What this task involves ▸ Search the records for "Padre". Copy every line where it appears.

-- START OF Input data --

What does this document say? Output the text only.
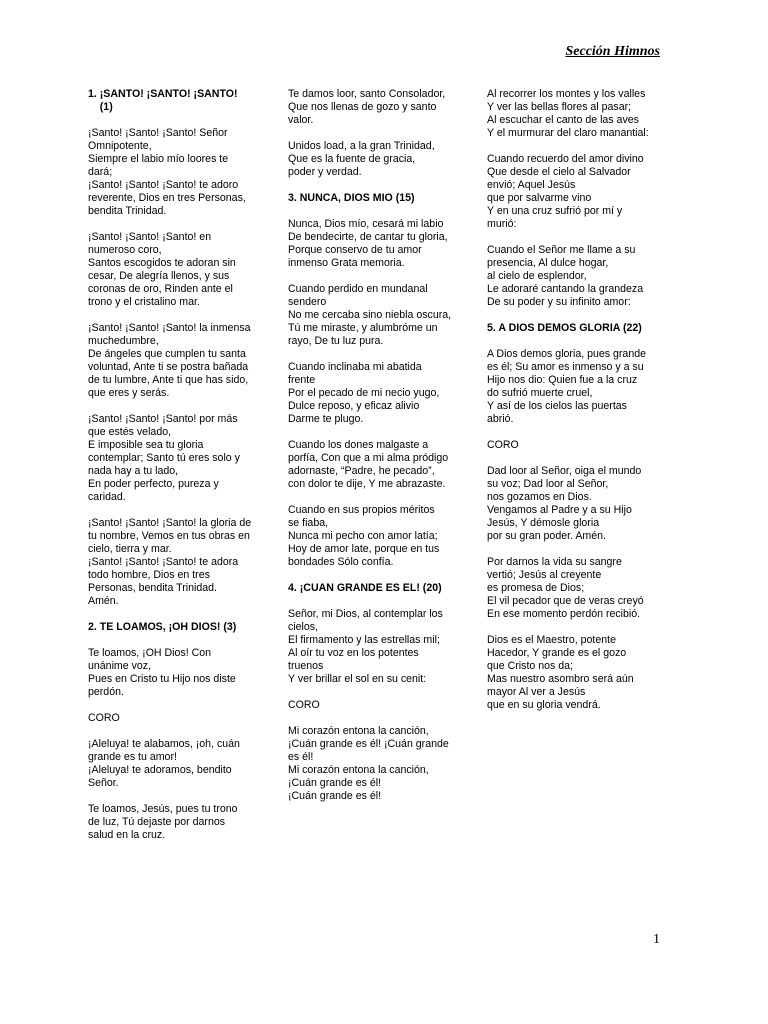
Sección Himnos
1. ¡SANTO! ¡SANTO! ¡SANTO!
(1)
¡Santo! ¡Santo! ¡Santo! Señor
Omnipotente,
Siempre el labio mío loores te
dará;
¡Santo! ¡Santo! ¡Santo! te adoro
reverente, Dios en tres Personas,
bendita Trinidad.
¡Santo! ¡Santo! ¡Santo! en
numeroso coro,
Santos escogidos te adoran sin
cesar, De alegría llenos, y sus
coronas de oro, Rinden ante el
trono y el cristalino mar.
¡Santo! ¡Santo! ¡Santo! la inmensa
muchedumbre,
De ángeles que cumplen tu santa
voluntad, Ante ti se postra bañada
de tu lumbre, Ante ti que has sido,
que eres y serás.
¡Santo! ¡Santo! ¡Santo! por más
que estés velado,
E imposible sea tu gloria
contemplar; Santo tú eres solo y
nada hay a tu lado,
En poder perfecto, pureza y
caridad.
¡Santo! ¡Santo! ¡Santo! la gloria de
tu nombre, Vemos en tus obras en
cielo, tierra y mar.
¡Santo! ¡Santo! ¡Santo! te adora
todo hombre, Dios en tres
Personas, bendita Trinidad.
Amén.
2. TE LOAMOS, ¡OH DIOS! (3)
Te loamos, ¡OH Dios! Con
unánime voz,
Pues en Cristo tu Hijo nos diste
perdón.
CORO
¡Aleluya! te alabamos, ¡oh, cuán
grande es tu amor!
¡Aleluya! te adoramos, bendito
Señor.
Te loamos, Jesús, pues tu trono
de luz, Tú dejaste por darnos
salud en la cruz.
Te damos loor, santo Consolador,
Que nos llenas de gozo y santo
valor.
Unidos load, a la gran Trinidad,
Que es la fuente de gracia,
poder y verdad.
3. NUNCA, DIOS MIO (15)
Nunca, Dios mío, cesará mi labio
De bendecirte, de cantar tu gloria,
Porque conservo de tu amor
inmenso Grata memoria.
Cuando perdido en mundanal
sendero
No me cercaba sino niebla oscura,
Tú me miraste, y alumbróme un
rayo, De tu luz pura.
Cuando inclinaba mi abatida
frente
Por el pecado de mi necio yugo,
Dulce reposo, y eficaz alivio
Darme te plugo.
Cuando los dones malgaste a
porfía, Con que a mi alma pródigo
adornaste, “Padre, he pecado”,
con dolor te dije, Y me abrazaste.
Cuando en sus propios méritos
se fiaba,
Nunca mi pecho con amor latía;
Hoy de amor late, porque en tus
bondades Sólo confía.
4. ¡CUAN GRANDE ES EL! (20)
Señor, mi Dios, al contemplar los
cielos,
El firmamento y las estrellas mil;
Al oír tu voz en los potentes
truenos
Y ver brillar el sol en su cenit:
CORO
Mi corazón entona la canción,
¡Cuán grande es él! ¡Cuán grande
es él!
Mi corazón entona la canción,
¡Cuán grande es él!
¡Cuán grande es él!
Al recorrer los montes y los valles
Y ver las bellas flores al pasar;
Al escuchar el canto de las aves
Y el murmurar del claro manantial:
Cuando recuerdo del amor divino
Que desde el cielo al Salvador
envió; Aquel Jesús
que por salvarme vino
Y en una cruz sufrió por mí y
murió:
Cuando el Señor me llame a su
presencia, Al dulce hogar,
al cielo de esplendor,
Le adoraré cantando la grandeza
De su poder y su infinito amor:
5. A DIOS DEMOS GLORIA (22)
A Dios demos gloria, pues grande
es él; Su amor es inmenso y a su
Hijo nos dio: Quien fue a la cruz
do sufrió muerte cruel,
Y así de los cielos las puertas
abrió.
CORO
Dad loor al Señor, oiga el mundo
su voz; Dad loor al Señor,
nos gozamos en Dios.
Vengamos al Padre y a su Hijo
Jesús, Y démosle gloria
por su gran poder. Amén.
Por darnos la vida su sangre
vertió; Jesús al creyente
es promesa de Dios;
El vil pecador que de veras creyó
En ese momento perdón recibió.
Dios es el Maestro, potente
Hacedor, Y grande es el gozo
que Cristo nos da;
Mas nuestro asombro será aún
mayor Al ver a Jesús
que en su gloria vendrá.
1
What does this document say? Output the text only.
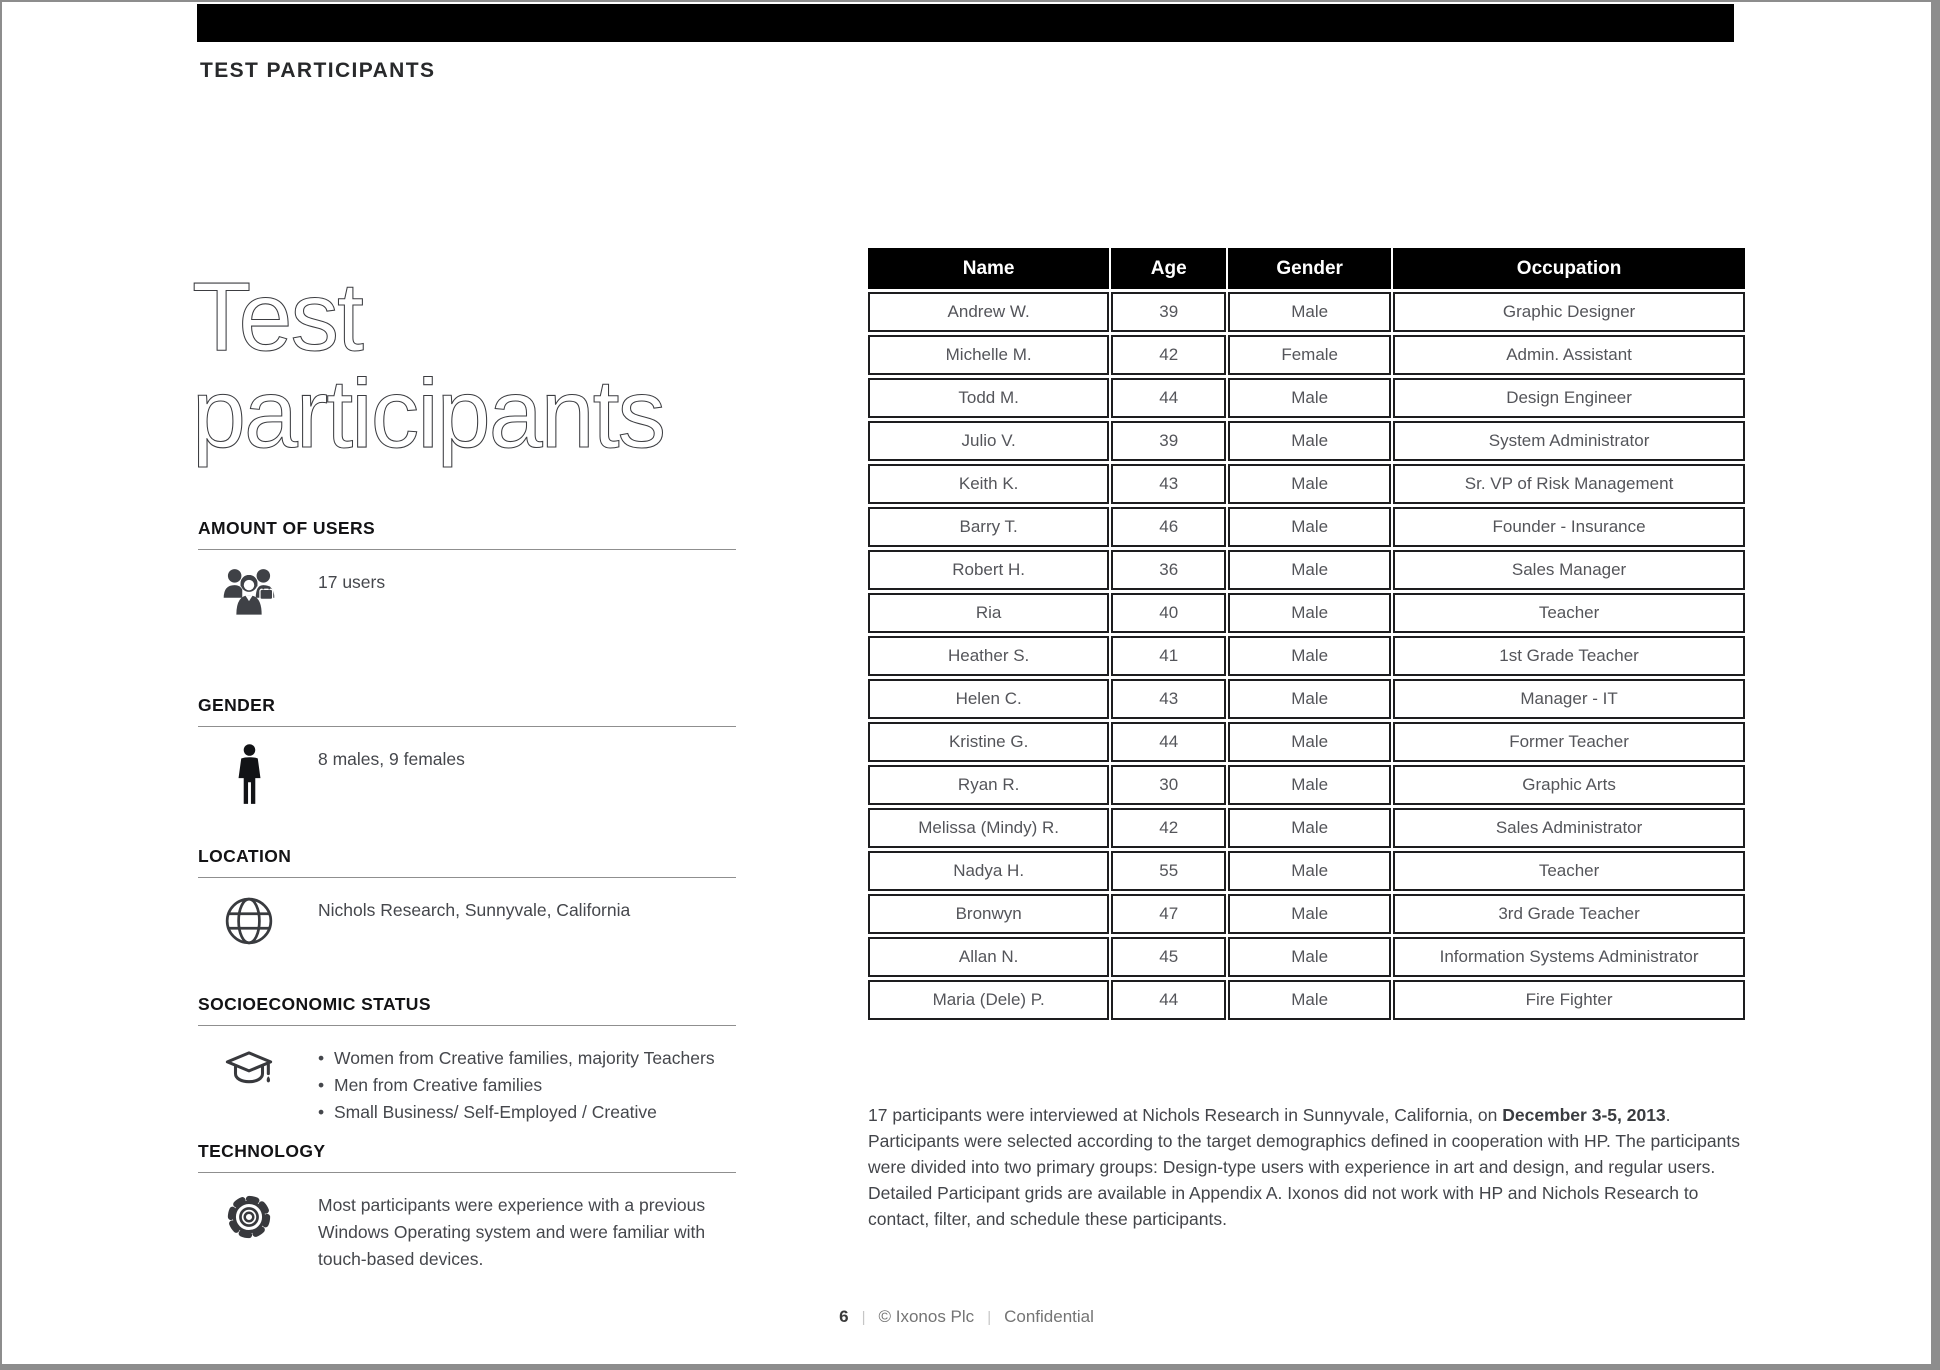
TEST PARTICIPANTS
Test
participants
AMOUNT OF USERS
17 users
GENDER
8 males, 9 females
LOCATION
Nichols Research, Sunnyvale, California
SOCIOECONOMIC STATUS
• Women from Creative families, majority Teachers
• Men from Creative families
• Small Business/ Self-Employed / Creative
TECHNOLOGY
Most participants were experience with a previous Windows Operating system and were familiar with touch-based devices.
Name	Age	Gender	Occupation
Andrew W.	39	Male	Graphic Designer
Michelle M.	42	Female	Admin. Assistant
Todd M.	44	Male	Design Engineer
Julio V.	39	Male	System Administrator
Keith K.	43	Male	Sr. VP of Risk Management
Barry T.	46	Male	Founder - Insurance
Robert H.	36	Male	Sales Manager
Ria	40	Male	Teacher
Heather S.	41	Male	1st Grade Teacher
Helen C.	43	Male	Manager - IT
Kristine G.	44	Male	Former Teacher
Ryan R.	30	Male	Graphic Arts
Melissa (Mindy) R.	42	Male	Sales Administrator
Nadya H.	55	Male	Teacher
Bronwyn	47	Male	3rd Grade Teacher
Allan N.	45	Male	Information Systems Administrator
Maria (Dele) P.	44	Male	Fire Fighter

17 participants were interviewed at Nichols Research in Sunnyvale, California, on December 3-5, 2013. Participants were selected according to the target demographics defined in cooperation with HP. The participants were divided into two primary groups: Design-type users with experience in art and design, and regular users. Detailed Participant grids are available in Appendix A. Ixonos did not work with HP and Nichols Research to contact, filter, and schedule these participants.

6 | © Ixonos Plc | Confidential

-- END OF Input data --

Task solution ▸
adornaste, “Padre, he pecado”,
Vengamos al Padre y a su Hijo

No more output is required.